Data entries
○ ○ ○ ○

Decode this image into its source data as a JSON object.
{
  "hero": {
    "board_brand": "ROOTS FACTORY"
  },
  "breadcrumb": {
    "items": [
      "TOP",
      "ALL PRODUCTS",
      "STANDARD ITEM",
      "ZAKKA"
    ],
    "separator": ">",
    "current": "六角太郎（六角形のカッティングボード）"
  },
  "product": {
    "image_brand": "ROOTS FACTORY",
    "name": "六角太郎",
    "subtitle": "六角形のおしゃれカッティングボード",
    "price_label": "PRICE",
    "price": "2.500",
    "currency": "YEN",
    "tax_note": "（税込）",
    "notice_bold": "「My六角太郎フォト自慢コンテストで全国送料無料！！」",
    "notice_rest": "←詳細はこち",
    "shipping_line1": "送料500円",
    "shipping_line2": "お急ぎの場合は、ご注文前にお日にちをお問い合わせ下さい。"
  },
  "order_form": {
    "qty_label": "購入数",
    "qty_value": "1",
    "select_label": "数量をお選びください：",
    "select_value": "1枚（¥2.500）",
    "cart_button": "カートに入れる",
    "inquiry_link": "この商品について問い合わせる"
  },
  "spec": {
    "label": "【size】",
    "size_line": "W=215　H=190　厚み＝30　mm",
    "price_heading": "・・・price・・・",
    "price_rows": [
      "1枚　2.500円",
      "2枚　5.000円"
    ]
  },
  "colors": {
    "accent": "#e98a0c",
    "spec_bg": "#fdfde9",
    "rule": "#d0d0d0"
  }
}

○ ○ ○ ○

- [Problem to work on]: Above are the records; copy all of them exactly.

- [Solution for this problem]:
Decode this image into its source data as a JSON object.
{
  "hero": {
    "board_brand": "ROOTS FACTORY"
  },
  "breadcrumb": {
    "items": [
      "TOP",
      "ALL PRODUCTS",
      "STANDARD ITEM",
      "ZAKKA"
    ],
    "separator": ">",
    "current": "六角太郎（六角形のカッティングボード）"
  },
  "product": {
    "image_brand": "ROOTS FACTORY",
    "name": "六角太郎",
    "subtitle": "六角形のおしゃれカッティングボード",
    "price_label": "PRICE",
    "price": "2.500",
    "currency": "YEN",
    "tax_note": "（税込）",
    "notice_bold": "「My六角太郎フォト自慢コンテストで全国送料無料！！」",
    "notice_rest": "←詳細はこち",
    "shipping_line1": "送料500円",
    "shipping_line2": "お急ぎの場合は、ご注文前にお日にちをお問い合わせ下さい。"
  },
  "order_form": {
    "qty_label": "購入数",
    "qty_value": "1",
    "select_label": "数量をお選びください：",
    "select_value": "1枚（¥2.500）",
    "cart_button": "カートに入れる",
    "inquiry_link": "この商品について問い合わせる"
  },
  "spec": {
    "label": "【size】",
    "size_line": "W=215　H=190　厚み＝30　mm",
    "price_heading": "・・・price・・・",
    "price_rows": [
      "1枚　2.500円",
      "2枚　5.000円"
    ]
  },
  "colors": {
    "accent": "#e98a0c",
    "spec_bg": "#fdfde9",
    "rule": "#d0d0d0"
  }
}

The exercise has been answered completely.